** start of The data **

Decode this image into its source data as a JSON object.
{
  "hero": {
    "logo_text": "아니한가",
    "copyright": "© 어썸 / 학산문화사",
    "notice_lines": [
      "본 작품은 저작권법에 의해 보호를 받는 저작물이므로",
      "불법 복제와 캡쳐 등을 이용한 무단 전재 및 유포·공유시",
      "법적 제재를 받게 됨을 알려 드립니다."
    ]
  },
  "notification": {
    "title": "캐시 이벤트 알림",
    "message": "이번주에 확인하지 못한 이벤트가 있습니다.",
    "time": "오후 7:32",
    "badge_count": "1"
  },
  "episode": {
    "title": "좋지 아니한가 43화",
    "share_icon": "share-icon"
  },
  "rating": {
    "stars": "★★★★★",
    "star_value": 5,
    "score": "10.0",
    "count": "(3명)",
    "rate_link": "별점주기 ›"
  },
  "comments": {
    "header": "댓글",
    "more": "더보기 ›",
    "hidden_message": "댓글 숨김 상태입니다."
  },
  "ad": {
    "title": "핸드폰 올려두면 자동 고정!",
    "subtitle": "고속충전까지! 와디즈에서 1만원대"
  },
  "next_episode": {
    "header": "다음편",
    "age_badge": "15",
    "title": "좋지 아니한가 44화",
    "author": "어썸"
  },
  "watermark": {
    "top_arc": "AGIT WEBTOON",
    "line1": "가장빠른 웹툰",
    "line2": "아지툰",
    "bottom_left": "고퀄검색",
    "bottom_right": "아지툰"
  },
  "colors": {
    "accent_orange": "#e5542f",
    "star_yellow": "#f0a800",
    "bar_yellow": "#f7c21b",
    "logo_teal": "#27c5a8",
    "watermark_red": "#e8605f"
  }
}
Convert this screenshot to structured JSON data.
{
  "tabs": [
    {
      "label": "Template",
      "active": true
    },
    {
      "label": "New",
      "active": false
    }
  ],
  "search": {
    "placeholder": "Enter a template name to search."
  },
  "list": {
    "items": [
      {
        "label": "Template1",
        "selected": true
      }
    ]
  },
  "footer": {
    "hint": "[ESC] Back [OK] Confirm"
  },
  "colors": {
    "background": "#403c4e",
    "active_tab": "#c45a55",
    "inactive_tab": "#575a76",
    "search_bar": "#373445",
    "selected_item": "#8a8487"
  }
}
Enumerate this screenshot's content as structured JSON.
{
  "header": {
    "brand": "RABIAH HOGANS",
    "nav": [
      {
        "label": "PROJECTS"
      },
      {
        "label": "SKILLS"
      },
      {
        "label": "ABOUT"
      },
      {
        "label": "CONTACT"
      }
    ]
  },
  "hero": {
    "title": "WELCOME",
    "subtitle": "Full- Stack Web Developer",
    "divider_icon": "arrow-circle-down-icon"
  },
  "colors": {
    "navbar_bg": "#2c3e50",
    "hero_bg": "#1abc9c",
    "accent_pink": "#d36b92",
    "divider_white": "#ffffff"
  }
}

** end of The data **

▶ _Goal_
Write the material out exactly, with nothing left out.

▶ _Task output_
Decode this image into its source data as a JSON object.
{
  "hero": {
    "logo_text": "아니한가",
    "copyright": "© 어썸 / 학산문화사",
    "notice_lines": [
      "본 작품은 저작권법에 의해 보호를 받는 저작물이므로",
      "불법 복제와 캡쳐 등을 이용한 무단 전재 및 유포·공유시",
      "법적 제재를 받게 됨을 알려 드립니다."
    ]
  },
  "notification": {
    "title": "캐시 이벤트 알림",
    "message": "이번주에 확인하지 못한 이벤트가 있습니다.",
    "time": "오후 7:32",
    "badge_count": "1"
  },
  "episode": {
    "title": "좋지 아니한가 43화",
    "share_icon": "share-icon"
  },
  "rating": {
    "stars": "★★★★★",
    "star_value": 5,
    "score": "10.0",
    "count": "(3명)",
    "rate_link": "별점주기 ›"
  },
  "comments": {
    "header": "댓글",
    "more": "더보기 ›",
    "hidden_message": "댓글 숨김 상태입니다."
  },
  "ad": {
    "title": "핸드폰 올려두면 자동 고정!",
    "subtitle": "고속충전까지! 와디즈에서 1만원대"
  },
  "next_episode": {
    "header": "다음편",
    "age_badge": "15",
    "title": "좋지 아니한가 44화",
    "author": "어썸"
  },
  "watermark": {
    "top_arc": "AGIT WEBTOON",
    "line1": "가장빠른 웹툰",
    "line2": "아지툰",
    "bottom_left": "고퀄검색",
    "bottom_right": "아지툰"
  },
  "colors": {
    "accent_orange": "#e5542f",
    "star_yellow": "#f0a800",
    "bar_yellow": "#f7c21b",
    "logo_teal": "#27c5a8",
    "watermark_red": "#e8605f"
  }
}
Convert this screenshot to structured JSON data.
{
  "tabs": [
    {
      "label": "Template",
      "active": true
    },
    {
      "label": "New",
      "active": false
    }
  ],
  "search": {
    "placeholder": "Enter a template name to search."
  },
  "list": {
    "items": [
      {
        "label": "Template1",
        "selected": true
      }
    ]
  },
  "footer": {
    "hint": "[ESC] Back [OK] Confirm"
  },
  "colors": {
    "background": "#403c4e",
    "active_tab": "#c45a55",
    "inactive_tab": "#575a76",
    "search_bar": "#373445",
    "selected_item": "#8a8487"
  }
}
Enumerate this screenshot's content as structured JSON.
{
  "header": {
    "brand": "RABIAH HOGANS",
    "nav": [
      {
        "label": "PROJECTS"
      },
      {
        "label": "SKILLS"
      },
      {
        "label": "ABOUT"
      },
      {
        "label": "CONTACT"
      }
    ]
  },
  "hero": {
    "title": "WELCOME",
    "subtitle": "Full- Stack Web Developer",
    "divider_icon": "arrow-circle-down-icon"
  },
  "colors": {
    "navbar_bg": "#2c3e50",
    "hero_bg": "#1abc9c",
    "accent_pink": "#d36b92",
    "divider_white": "#ffffff"
  }
}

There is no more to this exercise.